* _Tekstfragment_:
De openbaringen van Jozef Rulof in eschatologisch perspectief
In het theologische en publieke debat van rond 1900 nam de eschatologische verwachting beslist niet meer de prominente plaats in van voorheen.’ Dit als gevolg van de wetenschappelijke en technologische revoluties van de 19e eeuw, zo stelt G.C. den Hartog vast in zijn bijdrage aan hét handboek Eschatologie (1999).
[1]
Er was een tijd van optimisme aangebroken, van rust na de achterliggende turbulente eeuwen. Tegelijkertijd was er ook een onderstroom van ‘diep cultureel pessimisme’, een fin-de-siècle gevoel, met name manifest op het Europese continent; in de eerste helft van de 20e eeuw kon dat zelfs doorslaan naar ‘apocalyptisch pessimisme’. Den Hartog meent dat dit met name zichtbaar werd in de omgang met de dood en de plaats van de dood in het leven, want ‘als de verwachting van- de toekomst van Gods Rijk is weggevallen blijft nog altijd het probleem van de eigen dood’.
[2]
Het wegvallen van deze verwachting had zich al ingezet met de opkomst van de 19e eeuwse liberale theologie, zo wordt gesignaleerd door J. L. Walls, in het Oxford Handbook of Eschatology (2008). Hij stelt dat er rond het fin- de-siècle sprake was van een mentaliteit van zelf aanpakken, niet blijven wachten op een God die er misschien niet eens is. De liberale theologie presenteerde het concept van een Koninkrijk Gods dat mensen zelf moesten verwezenlijken, of op zijn best ‘a joint project of divine and human action’.
[3]
Maar de 20e eeuw, met al zijn maatschappelijke en politieke spanningen, uitmondend in twee wereldoorlogen, was een schok voor een dergelijk optimisme. Deze crises vormden de achtergrond waartegen zich een ‘herontdekking van de eschatologie’ ging aftekenen, door Walls zelfs aangeduid als ‘de eeuw van de eschatologie’.

* _Aangeleverd materiaal_:
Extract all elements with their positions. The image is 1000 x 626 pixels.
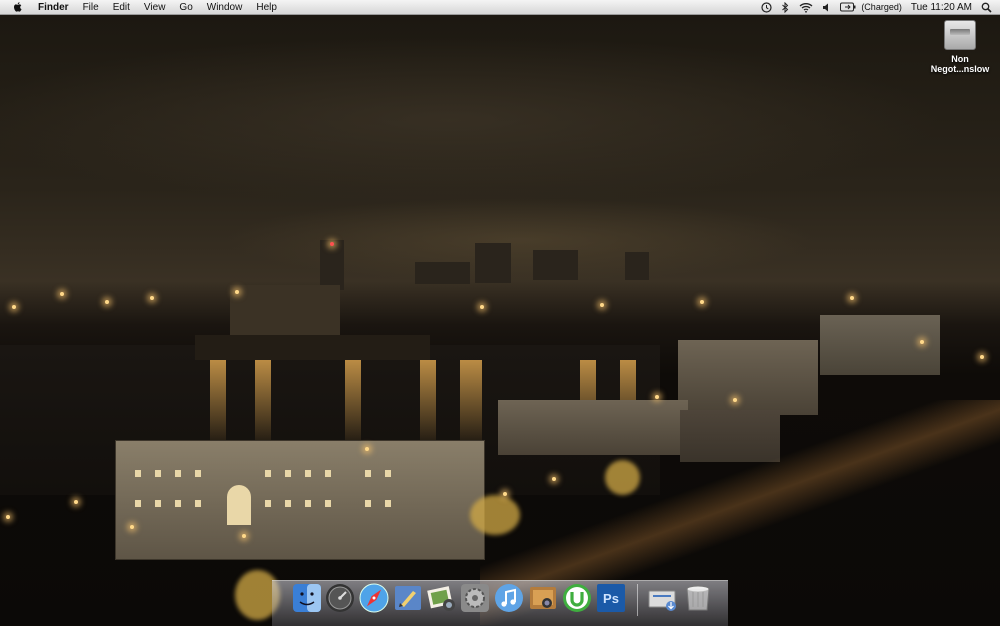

* _Opdracht_: In welk handboek signaleert J. L. Walls volgens het tekstfragment over eschatologie het wegvallen van de eschatologische verwachting?

* _Antwoord_: In het Oxford Handbook of Eschatology (2008).